SHORT TASK:
Bring together all lines of the material below that contain the string "group".

EXERCISE DATA:
============================================================

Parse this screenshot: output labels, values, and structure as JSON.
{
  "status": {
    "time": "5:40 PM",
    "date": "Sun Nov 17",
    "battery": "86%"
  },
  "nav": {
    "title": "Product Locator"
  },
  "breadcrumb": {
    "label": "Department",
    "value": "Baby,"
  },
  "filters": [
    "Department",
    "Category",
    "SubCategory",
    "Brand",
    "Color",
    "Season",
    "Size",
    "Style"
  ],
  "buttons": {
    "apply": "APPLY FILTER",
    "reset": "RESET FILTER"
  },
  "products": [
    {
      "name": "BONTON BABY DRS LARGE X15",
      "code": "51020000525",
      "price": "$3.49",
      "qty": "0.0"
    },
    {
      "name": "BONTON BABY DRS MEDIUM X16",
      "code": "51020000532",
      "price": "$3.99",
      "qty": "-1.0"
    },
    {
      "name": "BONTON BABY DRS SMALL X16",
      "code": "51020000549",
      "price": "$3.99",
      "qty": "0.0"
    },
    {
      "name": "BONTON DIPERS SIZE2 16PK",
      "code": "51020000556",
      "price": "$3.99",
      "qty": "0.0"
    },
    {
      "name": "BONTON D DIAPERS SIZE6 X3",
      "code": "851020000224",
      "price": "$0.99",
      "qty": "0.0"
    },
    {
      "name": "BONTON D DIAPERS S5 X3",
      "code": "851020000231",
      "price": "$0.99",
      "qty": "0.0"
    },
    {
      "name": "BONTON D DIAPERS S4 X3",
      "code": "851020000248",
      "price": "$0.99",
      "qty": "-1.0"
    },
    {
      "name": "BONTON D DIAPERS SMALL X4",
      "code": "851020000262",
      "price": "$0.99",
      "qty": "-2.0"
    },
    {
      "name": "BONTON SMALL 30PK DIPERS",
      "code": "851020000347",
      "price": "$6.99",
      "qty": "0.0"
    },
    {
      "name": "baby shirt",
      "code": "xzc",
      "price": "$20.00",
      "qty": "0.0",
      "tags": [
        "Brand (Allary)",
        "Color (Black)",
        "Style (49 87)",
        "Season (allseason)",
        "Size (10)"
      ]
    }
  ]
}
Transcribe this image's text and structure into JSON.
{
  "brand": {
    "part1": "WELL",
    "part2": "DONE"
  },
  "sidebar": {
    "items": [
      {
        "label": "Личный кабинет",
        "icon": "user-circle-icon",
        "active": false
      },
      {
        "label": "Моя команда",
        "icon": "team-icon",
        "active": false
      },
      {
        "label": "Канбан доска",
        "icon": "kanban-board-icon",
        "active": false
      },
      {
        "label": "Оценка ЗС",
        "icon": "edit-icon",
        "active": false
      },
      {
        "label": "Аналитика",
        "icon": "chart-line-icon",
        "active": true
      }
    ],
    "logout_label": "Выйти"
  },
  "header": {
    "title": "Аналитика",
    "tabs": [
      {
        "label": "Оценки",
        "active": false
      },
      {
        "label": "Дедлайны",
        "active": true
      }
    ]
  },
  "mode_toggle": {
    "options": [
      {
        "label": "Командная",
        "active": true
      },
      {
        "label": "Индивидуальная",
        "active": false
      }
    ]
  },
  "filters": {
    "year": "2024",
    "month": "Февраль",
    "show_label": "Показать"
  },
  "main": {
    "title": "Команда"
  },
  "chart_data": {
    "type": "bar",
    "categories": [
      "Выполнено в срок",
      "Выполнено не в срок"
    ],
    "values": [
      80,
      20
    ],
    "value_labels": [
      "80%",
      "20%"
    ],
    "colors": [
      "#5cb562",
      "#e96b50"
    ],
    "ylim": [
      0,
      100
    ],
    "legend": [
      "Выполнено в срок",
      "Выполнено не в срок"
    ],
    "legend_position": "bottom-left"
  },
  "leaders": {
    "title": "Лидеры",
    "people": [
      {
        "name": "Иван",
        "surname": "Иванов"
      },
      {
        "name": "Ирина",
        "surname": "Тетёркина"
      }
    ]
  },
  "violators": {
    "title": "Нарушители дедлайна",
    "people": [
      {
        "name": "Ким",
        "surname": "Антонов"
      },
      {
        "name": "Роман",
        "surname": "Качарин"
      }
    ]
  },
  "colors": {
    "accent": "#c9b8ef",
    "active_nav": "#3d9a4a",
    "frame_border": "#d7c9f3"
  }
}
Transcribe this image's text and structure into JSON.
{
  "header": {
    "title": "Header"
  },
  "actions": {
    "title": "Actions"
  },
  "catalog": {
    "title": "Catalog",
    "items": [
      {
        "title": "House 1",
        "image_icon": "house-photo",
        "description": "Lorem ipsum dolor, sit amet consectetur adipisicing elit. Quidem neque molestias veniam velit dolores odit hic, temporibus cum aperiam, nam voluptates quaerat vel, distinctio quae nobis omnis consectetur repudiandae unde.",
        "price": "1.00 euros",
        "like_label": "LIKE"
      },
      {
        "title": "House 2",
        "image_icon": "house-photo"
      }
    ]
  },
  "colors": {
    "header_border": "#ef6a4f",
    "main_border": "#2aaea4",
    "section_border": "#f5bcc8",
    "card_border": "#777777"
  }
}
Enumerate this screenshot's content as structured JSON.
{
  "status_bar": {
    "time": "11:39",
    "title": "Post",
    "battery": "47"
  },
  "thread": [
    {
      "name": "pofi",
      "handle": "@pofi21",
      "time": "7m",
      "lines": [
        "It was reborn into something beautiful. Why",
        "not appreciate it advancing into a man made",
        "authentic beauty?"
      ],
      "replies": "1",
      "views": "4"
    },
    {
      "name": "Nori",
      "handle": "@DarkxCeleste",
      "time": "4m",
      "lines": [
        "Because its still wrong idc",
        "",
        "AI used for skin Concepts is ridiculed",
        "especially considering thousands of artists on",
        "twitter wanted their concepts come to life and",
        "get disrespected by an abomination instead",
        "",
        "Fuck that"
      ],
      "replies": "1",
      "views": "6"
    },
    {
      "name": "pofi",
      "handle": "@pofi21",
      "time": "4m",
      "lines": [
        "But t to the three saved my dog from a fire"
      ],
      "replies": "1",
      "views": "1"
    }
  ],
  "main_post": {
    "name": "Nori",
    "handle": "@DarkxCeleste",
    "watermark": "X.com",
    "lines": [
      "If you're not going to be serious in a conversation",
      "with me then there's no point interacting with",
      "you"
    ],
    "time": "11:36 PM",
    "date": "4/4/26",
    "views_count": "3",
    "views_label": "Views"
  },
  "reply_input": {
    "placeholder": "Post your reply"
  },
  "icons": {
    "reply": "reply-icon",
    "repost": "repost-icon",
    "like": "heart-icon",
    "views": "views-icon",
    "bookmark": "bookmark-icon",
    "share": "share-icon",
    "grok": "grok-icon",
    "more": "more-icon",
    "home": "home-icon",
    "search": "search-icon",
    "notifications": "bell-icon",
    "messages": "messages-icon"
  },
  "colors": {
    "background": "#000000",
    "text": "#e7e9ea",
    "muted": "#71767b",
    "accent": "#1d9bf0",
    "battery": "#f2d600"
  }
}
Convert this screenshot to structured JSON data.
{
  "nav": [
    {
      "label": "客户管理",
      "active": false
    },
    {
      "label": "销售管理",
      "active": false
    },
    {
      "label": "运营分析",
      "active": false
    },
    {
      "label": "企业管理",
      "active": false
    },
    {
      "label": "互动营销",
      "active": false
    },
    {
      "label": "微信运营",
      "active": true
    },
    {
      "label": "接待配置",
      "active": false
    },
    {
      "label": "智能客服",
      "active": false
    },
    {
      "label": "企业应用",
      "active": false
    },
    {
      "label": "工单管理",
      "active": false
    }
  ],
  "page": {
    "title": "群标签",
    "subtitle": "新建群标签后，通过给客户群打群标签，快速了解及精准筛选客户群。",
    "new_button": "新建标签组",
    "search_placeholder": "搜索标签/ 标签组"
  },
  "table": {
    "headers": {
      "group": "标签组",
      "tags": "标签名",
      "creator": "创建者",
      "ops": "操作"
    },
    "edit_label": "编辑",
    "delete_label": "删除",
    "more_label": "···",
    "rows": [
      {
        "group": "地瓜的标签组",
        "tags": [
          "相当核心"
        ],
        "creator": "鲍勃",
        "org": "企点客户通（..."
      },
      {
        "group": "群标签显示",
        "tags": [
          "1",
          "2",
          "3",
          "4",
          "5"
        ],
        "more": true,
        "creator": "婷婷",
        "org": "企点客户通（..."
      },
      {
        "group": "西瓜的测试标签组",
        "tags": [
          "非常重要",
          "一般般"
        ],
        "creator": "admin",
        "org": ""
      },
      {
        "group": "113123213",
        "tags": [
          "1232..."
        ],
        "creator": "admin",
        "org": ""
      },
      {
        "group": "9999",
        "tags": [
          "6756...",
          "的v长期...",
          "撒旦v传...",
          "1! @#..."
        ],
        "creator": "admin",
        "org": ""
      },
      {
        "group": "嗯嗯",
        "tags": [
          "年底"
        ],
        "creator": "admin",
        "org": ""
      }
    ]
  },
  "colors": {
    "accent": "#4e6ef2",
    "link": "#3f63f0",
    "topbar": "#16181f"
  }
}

============================================================

TASK RESULT:
      "group": "标签组",
        "group": "地瓜的标签组",
        "group": "群标签显示",
        "group": "西瓜的测试标签组",
        "group": "113123213",
        "group": "9999",
        "group": "嗯嗯",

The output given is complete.